### Recorded information
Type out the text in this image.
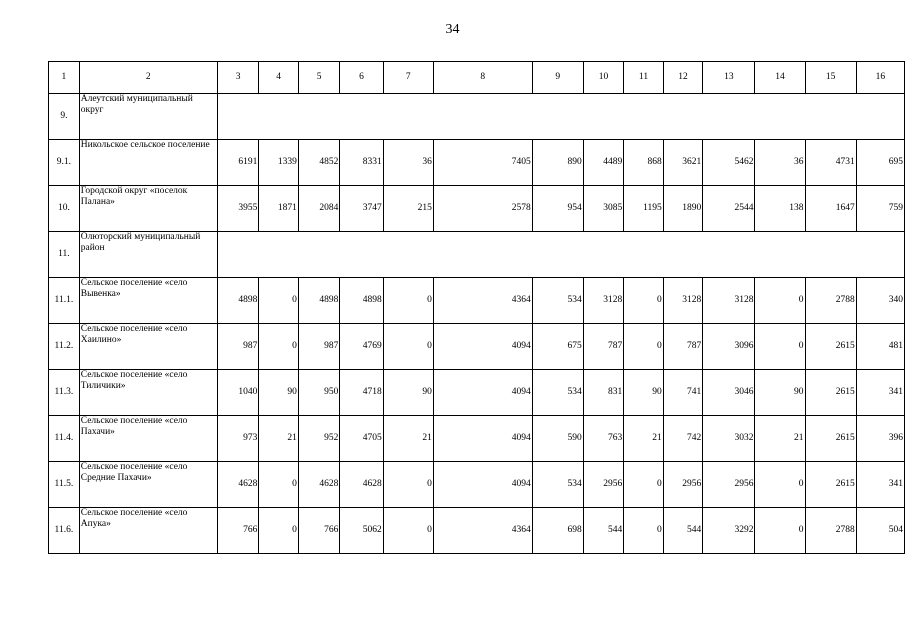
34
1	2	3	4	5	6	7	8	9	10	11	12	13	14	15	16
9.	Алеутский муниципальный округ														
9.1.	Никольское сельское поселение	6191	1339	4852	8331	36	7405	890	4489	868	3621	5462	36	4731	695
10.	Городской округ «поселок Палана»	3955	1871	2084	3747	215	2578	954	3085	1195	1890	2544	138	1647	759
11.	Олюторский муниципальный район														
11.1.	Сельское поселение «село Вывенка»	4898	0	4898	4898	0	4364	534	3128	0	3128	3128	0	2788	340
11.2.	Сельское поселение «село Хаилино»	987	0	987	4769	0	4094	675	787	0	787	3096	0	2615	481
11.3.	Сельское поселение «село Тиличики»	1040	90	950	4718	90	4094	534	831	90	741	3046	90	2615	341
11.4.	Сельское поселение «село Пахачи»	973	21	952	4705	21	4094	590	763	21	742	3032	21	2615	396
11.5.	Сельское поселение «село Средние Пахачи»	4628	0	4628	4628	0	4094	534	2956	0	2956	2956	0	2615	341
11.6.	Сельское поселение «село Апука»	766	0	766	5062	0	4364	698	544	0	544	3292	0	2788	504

...

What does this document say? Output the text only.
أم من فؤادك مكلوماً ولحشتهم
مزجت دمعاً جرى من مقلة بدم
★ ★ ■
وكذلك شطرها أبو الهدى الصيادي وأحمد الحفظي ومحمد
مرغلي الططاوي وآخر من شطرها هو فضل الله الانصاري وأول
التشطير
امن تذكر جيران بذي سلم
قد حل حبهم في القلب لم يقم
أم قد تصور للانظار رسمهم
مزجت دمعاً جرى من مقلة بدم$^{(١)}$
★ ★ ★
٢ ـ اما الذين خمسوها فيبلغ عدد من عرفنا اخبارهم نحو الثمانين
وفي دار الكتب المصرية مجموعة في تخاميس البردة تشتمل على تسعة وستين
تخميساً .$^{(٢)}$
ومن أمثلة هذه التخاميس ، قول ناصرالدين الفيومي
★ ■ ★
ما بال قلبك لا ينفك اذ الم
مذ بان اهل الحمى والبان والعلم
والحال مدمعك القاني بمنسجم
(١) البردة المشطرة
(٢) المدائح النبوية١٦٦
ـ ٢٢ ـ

==

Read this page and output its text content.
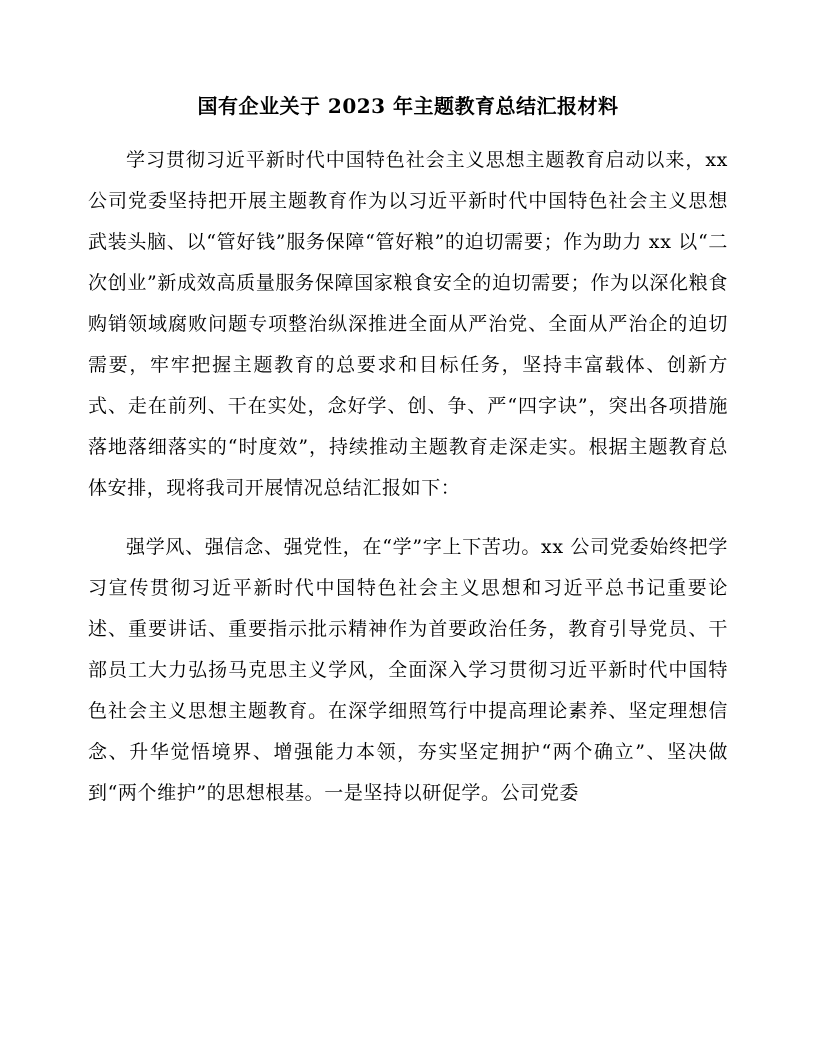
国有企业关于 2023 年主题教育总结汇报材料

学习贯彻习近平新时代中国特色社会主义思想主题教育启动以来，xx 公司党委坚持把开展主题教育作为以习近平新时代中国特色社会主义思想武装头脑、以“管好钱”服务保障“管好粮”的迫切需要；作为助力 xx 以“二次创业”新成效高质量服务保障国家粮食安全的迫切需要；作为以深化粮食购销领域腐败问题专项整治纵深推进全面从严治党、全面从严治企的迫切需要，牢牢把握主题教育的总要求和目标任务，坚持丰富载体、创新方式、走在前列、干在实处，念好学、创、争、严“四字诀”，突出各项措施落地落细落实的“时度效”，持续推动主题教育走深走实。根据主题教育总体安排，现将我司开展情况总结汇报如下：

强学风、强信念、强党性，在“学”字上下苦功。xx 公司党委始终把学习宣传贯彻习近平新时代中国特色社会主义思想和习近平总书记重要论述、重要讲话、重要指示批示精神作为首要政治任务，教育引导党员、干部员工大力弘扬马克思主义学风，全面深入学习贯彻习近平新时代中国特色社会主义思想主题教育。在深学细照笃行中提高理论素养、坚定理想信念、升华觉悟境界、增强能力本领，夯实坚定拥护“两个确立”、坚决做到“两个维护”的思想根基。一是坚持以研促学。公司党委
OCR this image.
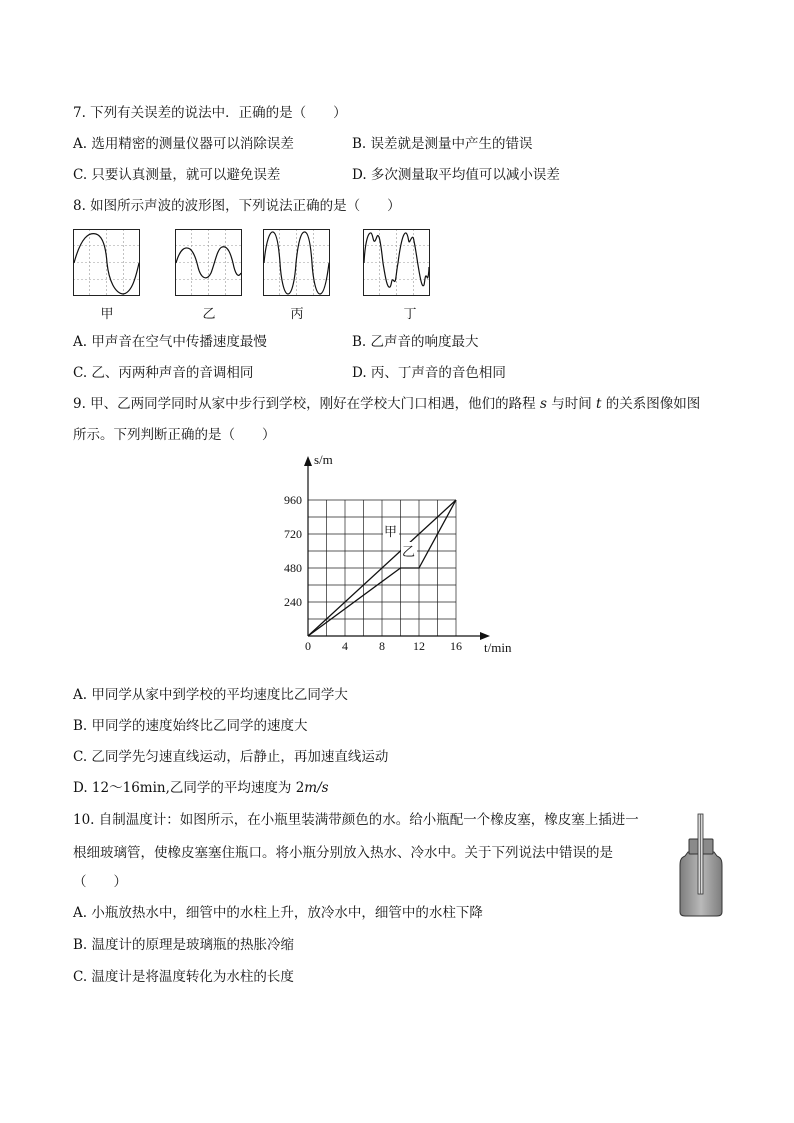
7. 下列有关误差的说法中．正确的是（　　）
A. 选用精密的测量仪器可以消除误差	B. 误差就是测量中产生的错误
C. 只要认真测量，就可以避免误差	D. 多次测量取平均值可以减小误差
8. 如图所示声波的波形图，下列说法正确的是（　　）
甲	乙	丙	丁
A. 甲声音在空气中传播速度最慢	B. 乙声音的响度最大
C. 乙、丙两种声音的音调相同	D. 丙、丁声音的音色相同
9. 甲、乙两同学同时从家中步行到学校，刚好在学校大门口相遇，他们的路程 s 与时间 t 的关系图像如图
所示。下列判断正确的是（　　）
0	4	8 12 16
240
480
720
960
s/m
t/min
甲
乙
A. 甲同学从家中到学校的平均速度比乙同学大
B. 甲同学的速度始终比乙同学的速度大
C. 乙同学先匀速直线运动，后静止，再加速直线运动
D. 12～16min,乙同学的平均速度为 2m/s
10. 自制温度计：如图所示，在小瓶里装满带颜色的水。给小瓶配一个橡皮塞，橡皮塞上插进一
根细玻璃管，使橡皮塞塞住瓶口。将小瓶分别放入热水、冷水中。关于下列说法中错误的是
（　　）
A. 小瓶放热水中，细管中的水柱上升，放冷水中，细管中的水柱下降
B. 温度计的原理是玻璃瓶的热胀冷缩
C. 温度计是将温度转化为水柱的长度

### The task
Select the lines in this material that hold the word "text", leaving none out.

### Complete answer
Type out the text in this image.
What does this document say? Output the text only.
Read this page and output its text content.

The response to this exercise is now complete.